I have the honor to be, sir, your obedient servant,

Hon. JAMES H. BLOUNT,

DON M. DICKINSON,

Postmaster-General.

Chairman of the Committee on the Postoffice and

Post-Roads, House of Representatives.

CHAPTER XXXIV.

THE FREE WHISKEY POLICY.

I.

A CAREFUL ANALYSIS OF THE MORAL EFFECT OF INTERNAL TAXES UPON THE CONSUMPTION OF INTOXICATING SPIRITS.

[From the New York Evening Post.]

"The tax on whiskey by the Federal Government, with its suppression of all illicit distillation and consequent enhancement of price, has been a powerful agent in the temperance reform, by putting it beyond the reach of so many," said Mr. Blaine in the "Paris Message." In this statement the "uncrowned king" summed up one of the most striking features of our national development during the last quarter of a century. The subject is so important that it deserves examination, and fortunately the Bureau of Statistics a year and a half ago made an investigation which furnishes all the facts desired.

__INFORMATION PROVIDED__.
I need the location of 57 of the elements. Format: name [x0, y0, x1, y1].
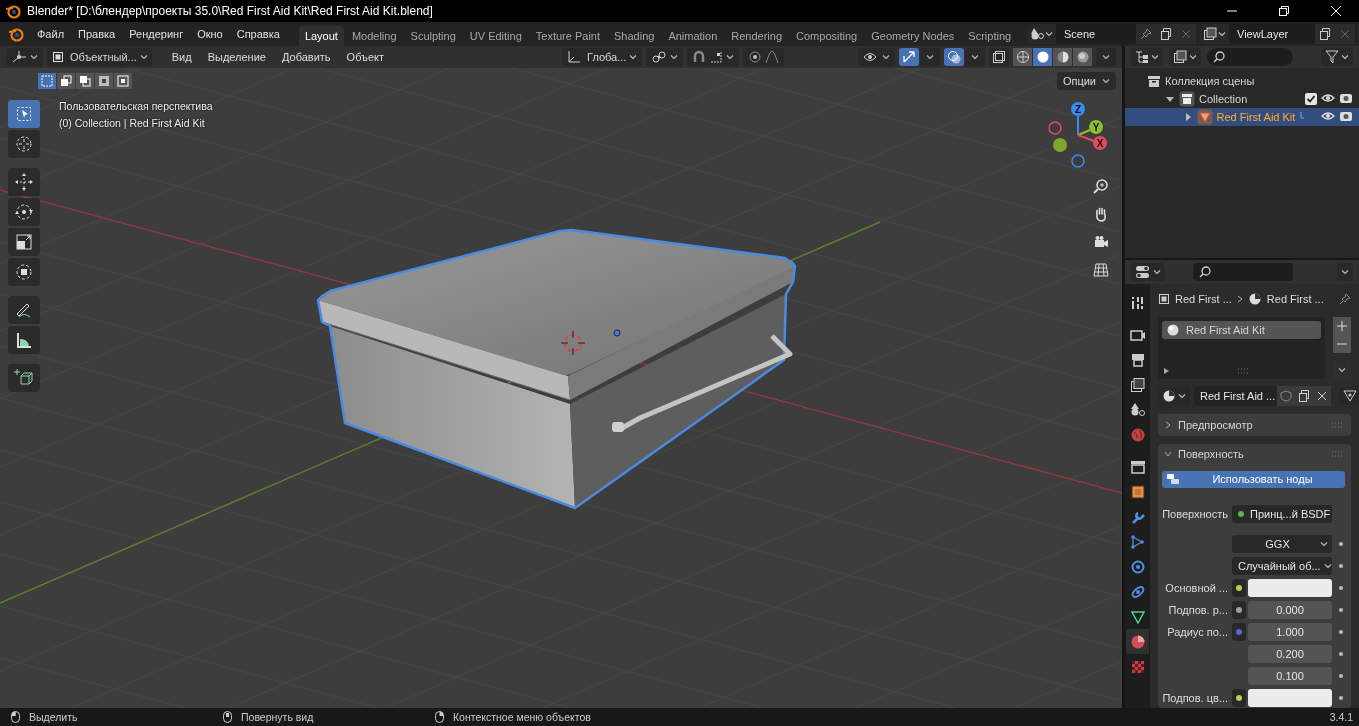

__STATED PROBLEM 1__.
In the excerpt on the free whiskey policy, answer each question:
(a) From which newspaper is the chapter's first section taken?
(b) In what message did Mr. Blaine make the statement about the tax on whiskey?
(c) Which government office made the investigation that furnishes the facts desired?
__STATED PROBLEM 2__. What would come next in the excerpt on the free whiskey policy? Write it, picking up right after its final sentence.

__WRITTEN RESPONSE 1__.
(a) The New York Evening Post.
(b) The "Paris Message."
(c) The Bureau of Statistics.

__WRITTEN RESPONSE 2__.
For nearly fifty years before the war the manufacture of distilled spirits in the United States had been free from all specific taxation or supervision by the Federal Government, and being produced mainly from Indian corn, whiskey was sold at a very low price. The average market price in this city was only twenty-four cents per proof gallon, and common whiskey was sold in the saloons for three cents a drink. The consumption was naturally enormous, and the resulting demoralization of the people terrible. All through the farming districts the whiskey jug, which could be filled at the village store at the rate of only a quarter of a dollar for a gallon, was doing its work, and delirium tremens was a common scourge.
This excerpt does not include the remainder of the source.